/---

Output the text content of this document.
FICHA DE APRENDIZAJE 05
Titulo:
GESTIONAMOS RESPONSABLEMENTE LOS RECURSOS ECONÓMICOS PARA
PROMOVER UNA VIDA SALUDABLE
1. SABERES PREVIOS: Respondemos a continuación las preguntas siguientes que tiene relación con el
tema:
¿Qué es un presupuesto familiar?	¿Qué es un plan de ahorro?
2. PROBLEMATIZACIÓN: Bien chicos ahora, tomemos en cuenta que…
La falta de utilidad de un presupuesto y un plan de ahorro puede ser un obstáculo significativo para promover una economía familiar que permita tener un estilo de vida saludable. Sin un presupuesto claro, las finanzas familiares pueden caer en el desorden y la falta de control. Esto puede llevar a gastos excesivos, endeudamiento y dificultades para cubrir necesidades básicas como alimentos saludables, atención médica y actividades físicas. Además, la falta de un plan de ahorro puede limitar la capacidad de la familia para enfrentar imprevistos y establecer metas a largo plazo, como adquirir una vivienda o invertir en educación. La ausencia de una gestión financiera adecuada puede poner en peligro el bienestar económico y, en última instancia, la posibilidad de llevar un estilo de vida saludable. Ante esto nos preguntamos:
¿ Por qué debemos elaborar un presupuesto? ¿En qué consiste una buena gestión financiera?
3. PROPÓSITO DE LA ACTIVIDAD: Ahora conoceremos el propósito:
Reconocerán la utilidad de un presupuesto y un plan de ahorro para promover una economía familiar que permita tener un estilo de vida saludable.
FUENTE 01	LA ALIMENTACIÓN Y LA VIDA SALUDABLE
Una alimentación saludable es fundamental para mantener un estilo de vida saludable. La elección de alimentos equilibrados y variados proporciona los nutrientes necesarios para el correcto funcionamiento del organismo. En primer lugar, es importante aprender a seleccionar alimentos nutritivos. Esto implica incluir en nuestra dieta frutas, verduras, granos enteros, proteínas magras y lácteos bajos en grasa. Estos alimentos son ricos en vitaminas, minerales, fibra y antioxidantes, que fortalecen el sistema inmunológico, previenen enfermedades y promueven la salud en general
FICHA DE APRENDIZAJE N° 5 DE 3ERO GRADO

\---

* Short exercise: Give back the data above exactly as it appears.

* Response:
Output the text content of this document.
FICHA DE APRENDIZAJE 05
Titulo:
GESTIONAMOS RESPONSABLEMENTE LOS RECURSOS ECONÓMICOS PARA
PROMOVER UNA VIDA SALUDABLE
1. SABERES PREVIOS: Respondemos a continuación las preguntas siguientes que tiene relación con el
tema:
¿Qué es un presupuesto familiar?	¿Qué es un plan de ahorro?
2. PROBLEMATIZACIÓN: Bien chicos ahora, tomemos en cuenta que…
La falta de utilidad de un presupuesto y un plan de ahorro puede ser un obstáculo significativo para promover una economía familiar que permita tener un estilo de vida saludable. Sin un presupuesto claro, las finanzas familiares pueden caer en el desorden y la falta de control. Esto puede llevar a gastos excesivos, endeudamiento y dificultades para cubrir necesidades básicas como alimentos saludables, atención médica y actividades físicas. Además, la falta de un plan de ahorro puede limitar la capacidad de la familia para enfrentar imprevistos y establecer metas a largo plazo, como adquirir una vivienda o invertir en educación. La ausencia de una gestión financiera adecuada puede poner en peligro el bienestar económico y, en última instancia, la posibilidad de llevar un estilo de vida saludable. Ante esto nos preguntamos:
¿ Por qué debemos elaborar un presupuesto? ¿En qué consiste una buena gestión financiera?
3. PROPÓSITO DE LA ACTIVIDAD: Ahora conoceremos el propósito:
Reconocerán la utilidad de un presupuesto y un plan de ahorro para promover una economía familiar que permita tener un estilo de vida saludable.
FUENTE 01	LA ALIMENTACIÓN Y LA VIDA SALUDABLE
Una alimentación saludable es fundamental para mantener un estilo de vida saludable. La elección de alimentos equilibrados y variados proporciona los nutrientes necesarios para el correcto funcionamiento del organismo. En primer lugar, es importante aprender a seleccionar alimentos nutritivos. Esto implica incluir en nuestra dieta frutas, verduras, granos enteros, proteínas magras y lácteos bajos en grasa. Estos alimentos son ricos en vitaminas, minerales, fibra y antioxidantes, que fortalecen el sistema inmunológico, previenen enfermedades y promueven la salud en general
FICHA DE APRENDIZAJE N° 5 DE 3ERO GRADO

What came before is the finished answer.